CHALLENGE: All the records that follow need to be reproduced exactly. Omit the images.

RECORD EXTRACTS:
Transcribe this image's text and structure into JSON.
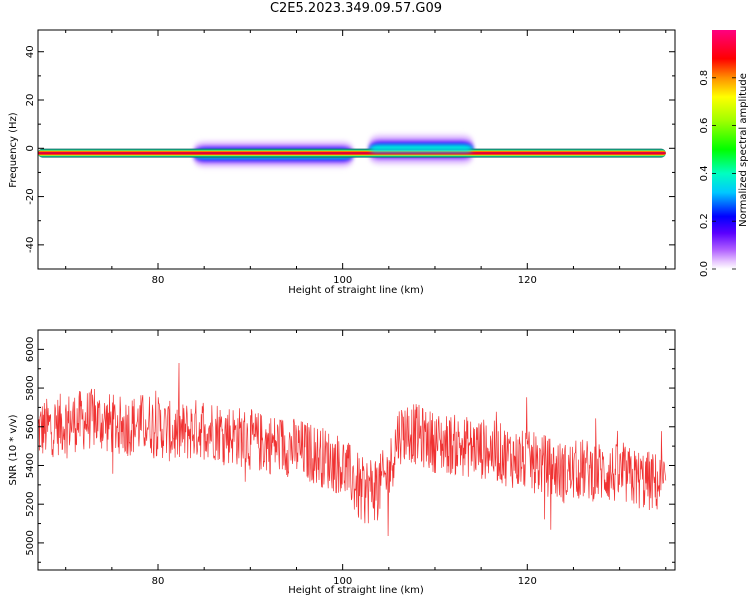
{
  "title": "C2E5.2023.349.09.57.G09",
  "chart_data": [
    {
      "type": "heatmap",
      "xlabel": "Height of straight line (km)",
      "ylabel": "Frequency (Hz)",
      "xlim": [
        67,
        136
      ],
      "ylim": [
        -50,
        49
      ],
      "xticks": [
        80,
        100,
        120
      ],
      "yticks": [
        -40,
        -20,
        0,
        20,
        40
      ],
      "colorbar": {
        "label": "Normalized spectral amplitude",
        "ticks": [
          "0.0",
          "0.2",
          "0.4",
          "0.6",
          "0.8"
        ],
        "range": [
          0,
          1
        ]
      },
      "segments": [
        {
          "x0": 67,
          "x1": 84,
          "center": -2,
          "halo": 1.5,
          "purple": 0
        },
        {
          "x0": 84,
          "x1": 101,
          "center": -2.5,
          "halo": 2.2,
          "purple": 1
        },
        {
          "x0": 101,
          "x1": 103,
          "center": -2,
          "halo": 1.5,
          "purple": 0
        },
        {
          "x0": 103,
          "x1": 114,
          "center": -0.5,
          "halo": 2.5,
          "purple": 1
        },
        {
          "x0": 114,
          "x1": 135,
          "center": -2,
          "halo": 1.5,
          "purple": 0
        }
      ],
      "main_line_x": [
        67,
        135
      ],
      "main_line_freq": -2
    },
    {
      "type": "line",
      "xlabel": "Height of straight line (km)",
      "ylabel": "SNR (10 * v/v)",
      "xlim": [
        67,
        136
      ],
      "ylim": [
        4860,
        6100
      ],
      "xticks": [
        80,
        100,
        120
      ],
      "yticks": [
        5000,
        5200,
        5400,
        5600,
        5800,
        6000
      ],
      "color": "#f03232",
      "series": [
        {
          "x": [
            67,
            70,
            73,
            76,
            79,
            82,
            85,
            88,
            91,
            94,
            97,
            100,
            101,
            102,
            103,
            104,
            105,
            106,
            107,
            110,
            113,
            116,
            119,
            122,
            124,
            126,
            129,
            132,
            135
          ],
          "values": [
            5580,
            5620,
            5640,
            5600,
            5620,
            5560,
            5600,
            5560,
            5520,
            5500,
            5460,
            5400,
            5340,
            5260,
            5280,
            5300,
            5360,
            5560,
            5580,
            5520,
            5500,
            5480,
            5430,
            5400,
            5360,
            5380,
            5360,
            5330,
            5300
          ]
        }
      ]
    }
  ]
}
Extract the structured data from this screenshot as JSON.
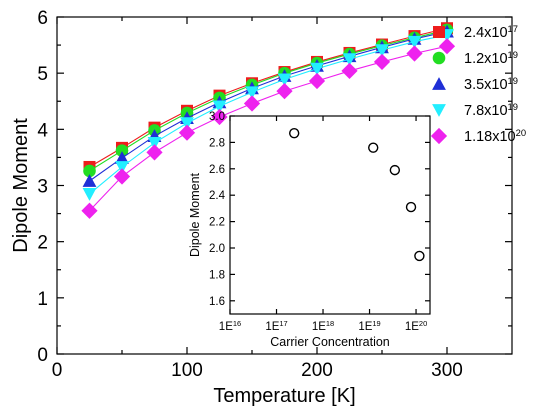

REPLY TO THE TASK:
Transcribe this image's text and structure into JSON.
{
  "title": "C2E5.2023.349.09.57.G09",
  "chart_data": [
    {
      "type": "heatmap",
      "xlabel": "Height of straight line (km)",
      "ylabel": "Frequency (Hz)",
      "xlim": [
        67,
        136
      ],
      "ylim": [
        -50,
        49
      ],
      "xticks": [
        80,
        100,
        120
      ],
      "yticks": [
        -40,
        -20,
        0,
        20,
        40
      ],
      "colorbar": {
        "label": "Normalized spectral amplitude",
        "ticks": [
          "0.0",
          "0.2",
          "0.4",
          "0.6",
          "0.8"
        ],
        "range": [
          0,
          1
        ]
      },
      "segments": [
        {
          "x0": 67,
          "x1": 84,
          "center": -2,
          "halo": 1.5,
          "purple": 0
        },
        {
          "x0": 84,
          "x1": 101,
          "center": -2.5,
          "halo": 2.2,
          "purple": 1
        },
        {
          "x0": 101,
          "x1": 103,
          "center": -2,
          "halo": 1.5,
          "purple": 0
        },
        {
          "x0": 103,
          "x1": 114,
          "center": -0.5,
          "halo": 2.5,
          "purple": 1
        },
        {
          "x0": 114,
          "x1": 135,
          "center": -2,
          "halo": 1.5,
          "purple": 0
        }
      ],
      "main_line_x": [
        67,
        135
      ],
      "main_line_freq": -2
    },
    {
      "type": "line",
      "xlabel": "Height of straight line (km)",
      "ylabel": "SNR (10 * v/v)",
      "xlim": [
        67,
        136
      ],
      "ylim": [
        4860,
        6100
      ],
      "xticks": [
        80,
        100,
        120
      ],
      "yticks": [
        5000,
        5200,
        5400,
        5600,
        5800,
        6000
      ],
      "color": "#f03232",
      "series": [
        {
          "x": [
            67,
            70,
            73,
            76,
            79,
            82,
            85,
            88,
            91,
            94,
            97,
            100,
            101,
            102,
            103,
            104,
            105,
            106,
            107,
            110,
            113,
            116,
            119,
            122,
            124,
            126,
            129,
            132,
            135
          ],
          "values": [
            5580,
            5620,
            5640,
            5600,
            5620,
            5560,
            5600,
            5560,
            5520,
            5500,
            5460,
            5400,
            5340,
            5260,
            5280,
            5300,
            5360,
            5560,
            5580,
            5520,
            5500,
            5480,
            5430,
            5400,
            5360,
            5380,
            5360,
            5330,
            5300
          ]
        }
      ]
    }
  ]
}
Extract the structured data from this screenshot as JSON.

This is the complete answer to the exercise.